BAGIAN TEKS:
Kamis, 23 Desember 2010

Ratusan Perdes Geruduk DPRD

BANTUL (BernasJogja) -- Ratusan perangkat desa (Perdes)
mulai lurah, kabag maupun staf ramairamai
menggerudug kantor DPRD Bantul, Rabu
(22/12). Kedatangan mereka untuk menuntut
gaji setara Upah Minimum Provinsi (UMP) di
luar tanah bengkok dan tunjangan kesejahteraan
yang telah diterima selama ini. Sekaligus
mereka mendengarkan sidang paripurna dengan
agenda Laporan Panitia Khusus DPRD
terhadap hasil pembahasan Raperda Kabupaten
Bantul.
Sementara di ruang rapat sedang digelar
sidang paripurna, para perangkat desa yang di
luar gedung tekun menyimak dari layar lebar
yang disediakan staf sekwan.
Tuntut Gaji Setara UMP
Koordinator perangkat desa, Ir H Darnawi
MP didampingi Ketua Paguyuban Dukuh (Pandu)

Data tersimpan:
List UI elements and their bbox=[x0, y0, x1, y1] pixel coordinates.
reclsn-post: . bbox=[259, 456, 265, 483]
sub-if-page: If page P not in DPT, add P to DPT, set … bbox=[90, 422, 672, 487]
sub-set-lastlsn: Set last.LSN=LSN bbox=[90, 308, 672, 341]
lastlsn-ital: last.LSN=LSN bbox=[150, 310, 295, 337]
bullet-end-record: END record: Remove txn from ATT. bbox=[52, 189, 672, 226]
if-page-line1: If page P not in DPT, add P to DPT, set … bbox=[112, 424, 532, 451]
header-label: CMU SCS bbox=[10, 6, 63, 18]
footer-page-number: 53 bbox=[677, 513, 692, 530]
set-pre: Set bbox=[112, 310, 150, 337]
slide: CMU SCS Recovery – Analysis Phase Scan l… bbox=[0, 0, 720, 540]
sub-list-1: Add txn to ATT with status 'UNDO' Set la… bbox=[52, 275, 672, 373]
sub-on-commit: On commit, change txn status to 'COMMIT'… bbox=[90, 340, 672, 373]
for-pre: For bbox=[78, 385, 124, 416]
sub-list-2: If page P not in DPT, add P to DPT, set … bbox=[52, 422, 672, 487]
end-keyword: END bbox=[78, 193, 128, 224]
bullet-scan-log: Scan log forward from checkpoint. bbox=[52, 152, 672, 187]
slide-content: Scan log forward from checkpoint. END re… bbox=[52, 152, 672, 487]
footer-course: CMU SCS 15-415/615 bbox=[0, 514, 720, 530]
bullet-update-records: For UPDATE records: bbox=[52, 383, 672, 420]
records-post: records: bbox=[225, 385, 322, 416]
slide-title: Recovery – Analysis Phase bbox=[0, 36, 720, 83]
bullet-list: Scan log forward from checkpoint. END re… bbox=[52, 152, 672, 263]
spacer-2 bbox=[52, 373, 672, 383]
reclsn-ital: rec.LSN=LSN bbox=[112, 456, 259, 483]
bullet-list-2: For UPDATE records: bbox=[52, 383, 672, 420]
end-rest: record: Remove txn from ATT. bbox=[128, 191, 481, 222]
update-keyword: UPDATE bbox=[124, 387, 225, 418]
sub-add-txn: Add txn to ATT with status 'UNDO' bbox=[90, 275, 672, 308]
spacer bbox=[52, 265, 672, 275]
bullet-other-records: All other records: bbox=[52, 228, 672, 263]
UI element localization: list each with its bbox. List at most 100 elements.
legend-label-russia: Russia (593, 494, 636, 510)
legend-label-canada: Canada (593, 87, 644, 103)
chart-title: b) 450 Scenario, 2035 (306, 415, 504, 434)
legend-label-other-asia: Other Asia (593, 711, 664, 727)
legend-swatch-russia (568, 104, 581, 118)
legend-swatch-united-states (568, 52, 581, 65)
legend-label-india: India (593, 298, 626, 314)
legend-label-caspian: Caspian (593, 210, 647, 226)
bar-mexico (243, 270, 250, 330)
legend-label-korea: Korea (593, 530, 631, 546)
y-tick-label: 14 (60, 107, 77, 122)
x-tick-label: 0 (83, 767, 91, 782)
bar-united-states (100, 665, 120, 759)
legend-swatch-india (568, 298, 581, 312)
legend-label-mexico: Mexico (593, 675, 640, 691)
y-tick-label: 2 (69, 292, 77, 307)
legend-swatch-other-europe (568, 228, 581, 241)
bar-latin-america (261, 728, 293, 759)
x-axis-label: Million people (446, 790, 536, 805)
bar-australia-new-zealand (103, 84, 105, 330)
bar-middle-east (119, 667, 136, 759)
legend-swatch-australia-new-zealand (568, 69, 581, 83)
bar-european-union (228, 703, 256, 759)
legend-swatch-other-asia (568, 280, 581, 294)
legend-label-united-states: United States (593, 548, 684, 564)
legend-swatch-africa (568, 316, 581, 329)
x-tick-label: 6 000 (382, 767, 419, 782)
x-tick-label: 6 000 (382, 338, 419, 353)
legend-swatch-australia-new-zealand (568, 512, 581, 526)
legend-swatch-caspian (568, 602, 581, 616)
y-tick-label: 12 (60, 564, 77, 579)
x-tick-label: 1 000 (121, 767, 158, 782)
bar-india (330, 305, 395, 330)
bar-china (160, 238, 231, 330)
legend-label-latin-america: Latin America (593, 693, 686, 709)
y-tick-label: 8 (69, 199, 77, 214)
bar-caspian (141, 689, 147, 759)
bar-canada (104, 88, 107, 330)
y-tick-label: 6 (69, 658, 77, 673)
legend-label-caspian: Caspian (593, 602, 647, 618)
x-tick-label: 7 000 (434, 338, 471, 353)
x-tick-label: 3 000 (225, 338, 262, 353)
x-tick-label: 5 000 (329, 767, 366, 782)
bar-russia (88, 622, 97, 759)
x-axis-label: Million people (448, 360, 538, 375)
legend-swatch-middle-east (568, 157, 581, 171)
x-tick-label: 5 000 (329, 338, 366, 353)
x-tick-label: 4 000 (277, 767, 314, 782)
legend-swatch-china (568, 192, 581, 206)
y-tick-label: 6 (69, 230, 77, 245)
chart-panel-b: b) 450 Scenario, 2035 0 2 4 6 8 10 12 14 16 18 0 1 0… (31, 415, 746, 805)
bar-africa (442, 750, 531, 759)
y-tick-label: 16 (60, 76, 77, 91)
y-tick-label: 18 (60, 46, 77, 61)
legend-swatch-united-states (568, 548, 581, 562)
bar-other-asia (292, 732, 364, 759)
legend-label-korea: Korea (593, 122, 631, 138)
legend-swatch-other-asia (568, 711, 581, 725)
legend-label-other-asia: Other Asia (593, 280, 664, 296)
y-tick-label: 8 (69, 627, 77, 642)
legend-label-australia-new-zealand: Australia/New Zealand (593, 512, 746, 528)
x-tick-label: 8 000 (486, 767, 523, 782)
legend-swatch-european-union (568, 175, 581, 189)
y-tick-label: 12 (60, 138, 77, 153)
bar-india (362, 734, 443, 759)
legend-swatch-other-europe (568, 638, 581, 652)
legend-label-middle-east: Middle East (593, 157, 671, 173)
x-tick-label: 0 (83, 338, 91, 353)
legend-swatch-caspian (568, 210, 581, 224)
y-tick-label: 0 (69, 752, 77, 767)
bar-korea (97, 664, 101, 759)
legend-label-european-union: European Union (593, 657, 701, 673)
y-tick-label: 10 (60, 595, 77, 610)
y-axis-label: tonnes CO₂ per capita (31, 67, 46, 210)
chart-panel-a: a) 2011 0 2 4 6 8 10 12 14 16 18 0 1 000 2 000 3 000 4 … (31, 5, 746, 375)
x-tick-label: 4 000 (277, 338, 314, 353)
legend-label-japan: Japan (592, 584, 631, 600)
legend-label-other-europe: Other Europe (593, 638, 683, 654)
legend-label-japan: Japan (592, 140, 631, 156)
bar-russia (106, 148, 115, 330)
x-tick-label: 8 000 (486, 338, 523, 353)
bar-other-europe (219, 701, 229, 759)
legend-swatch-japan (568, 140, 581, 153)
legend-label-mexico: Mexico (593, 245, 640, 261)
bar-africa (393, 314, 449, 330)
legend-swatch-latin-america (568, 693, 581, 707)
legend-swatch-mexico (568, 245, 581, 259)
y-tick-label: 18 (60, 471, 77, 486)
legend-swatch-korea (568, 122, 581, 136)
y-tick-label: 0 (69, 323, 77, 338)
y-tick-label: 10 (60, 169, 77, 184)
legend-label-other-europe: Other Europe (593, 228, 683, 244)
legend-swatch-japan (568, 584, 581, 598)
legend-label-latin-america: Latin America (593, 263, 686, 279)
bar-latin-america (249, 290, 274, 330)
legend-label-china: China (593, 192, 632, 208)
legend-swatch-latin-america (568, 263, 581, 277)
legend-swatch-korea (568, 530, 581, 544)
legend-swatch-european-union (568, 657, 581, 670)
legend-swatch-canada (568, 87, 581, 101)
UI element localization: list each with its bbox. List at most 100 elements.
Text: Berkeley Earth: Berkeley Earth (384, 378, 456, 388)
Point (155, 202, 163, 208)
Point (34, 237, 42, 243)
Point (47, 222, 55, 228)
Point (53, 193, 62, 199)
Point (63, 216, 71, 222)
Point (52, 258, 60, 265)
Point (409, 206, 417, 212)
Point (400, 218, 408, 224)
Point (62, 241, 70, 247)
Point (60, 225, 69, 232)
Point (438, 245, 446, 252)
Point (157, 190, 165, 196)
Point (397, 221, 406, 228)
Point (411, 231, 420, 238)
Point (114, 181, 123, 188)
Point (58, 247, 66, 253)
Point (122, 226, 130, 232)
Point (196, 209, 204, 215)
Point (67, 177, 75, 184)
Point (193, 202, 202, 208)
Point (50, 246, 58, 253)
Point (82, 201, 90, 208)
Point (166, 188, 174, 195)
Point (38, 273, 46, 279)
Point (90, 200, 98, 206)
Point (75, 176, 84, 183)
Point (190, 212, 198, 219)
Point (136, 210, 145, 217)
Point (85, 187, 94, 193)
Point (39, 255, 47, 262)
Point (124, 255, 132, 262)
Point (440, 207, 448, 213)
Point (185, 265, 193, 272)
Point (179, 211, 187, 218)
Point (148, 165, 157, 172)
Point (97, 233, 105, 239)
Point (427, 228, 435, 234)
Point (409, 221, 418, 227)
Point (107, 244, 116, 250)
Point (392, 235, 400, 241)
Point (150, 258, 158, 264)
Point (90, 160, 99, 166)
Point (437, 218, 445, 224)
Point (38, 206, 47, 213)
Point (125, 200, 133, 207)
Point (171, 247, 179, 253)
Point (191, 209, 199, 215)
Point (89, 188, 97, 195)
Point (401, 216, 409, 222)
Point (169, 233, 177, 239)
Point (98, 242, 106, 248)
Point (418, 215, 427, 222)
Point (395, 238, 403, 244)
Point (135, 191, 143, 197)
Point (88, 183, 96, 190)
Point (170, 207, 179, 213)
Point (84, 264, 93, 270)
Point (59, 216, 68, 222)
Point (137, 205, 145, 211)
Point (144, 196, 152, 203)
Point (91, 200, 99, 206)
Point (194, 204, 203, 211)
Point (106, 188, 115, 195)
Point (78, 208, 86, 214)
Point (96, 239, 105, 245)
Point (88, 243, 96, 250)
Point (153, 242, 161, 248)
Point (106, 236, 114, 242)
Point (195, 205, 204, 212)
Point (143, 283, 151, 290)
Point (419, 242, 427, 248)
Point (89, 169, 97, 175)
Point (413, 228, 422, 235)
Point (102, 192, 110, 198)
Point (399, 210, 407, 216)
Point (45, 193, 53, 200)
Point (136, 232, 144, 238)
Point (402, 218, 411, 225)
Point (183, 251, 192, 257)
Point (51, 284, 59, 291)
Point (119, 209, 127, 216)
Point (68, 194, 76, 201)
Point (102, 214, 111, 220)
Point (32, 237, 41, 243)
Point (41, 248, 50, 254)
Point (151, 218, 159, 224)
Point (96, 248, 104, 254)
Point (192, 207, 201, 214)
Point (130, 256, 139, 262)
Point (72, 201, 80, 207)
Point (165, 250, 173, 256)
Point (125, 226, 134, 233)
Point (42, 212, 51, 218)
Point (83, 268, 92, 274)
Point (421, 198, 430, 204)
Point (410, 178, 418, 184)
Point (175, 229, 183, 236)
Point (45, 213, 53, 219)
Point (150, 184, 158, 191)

TUGAS:
Jawablah pertanyaan berikut berdasarkan berita tentang perangkat desa yang mendatangi DPRD Bantul.
1. Pada hari apa para perangkat desa mendatangi kantor DPRD Bantul?
2. Gaji setara apa yang dituntut para perangkat desa?
3. Melalui apa para perangkat desa di luar gedung menyimak sidang paripurna?

JAWABAN YANG DIHARAPKAN:
1. Rabu (22/12).
2. Gaji setara Upah Minimum Provinsi (UMP), di luar tanah bengkok dan tunjangan kesejahteraan yang telah diterima selama ini.
3. Melalui layar lebar yang disediakan staf sekwan.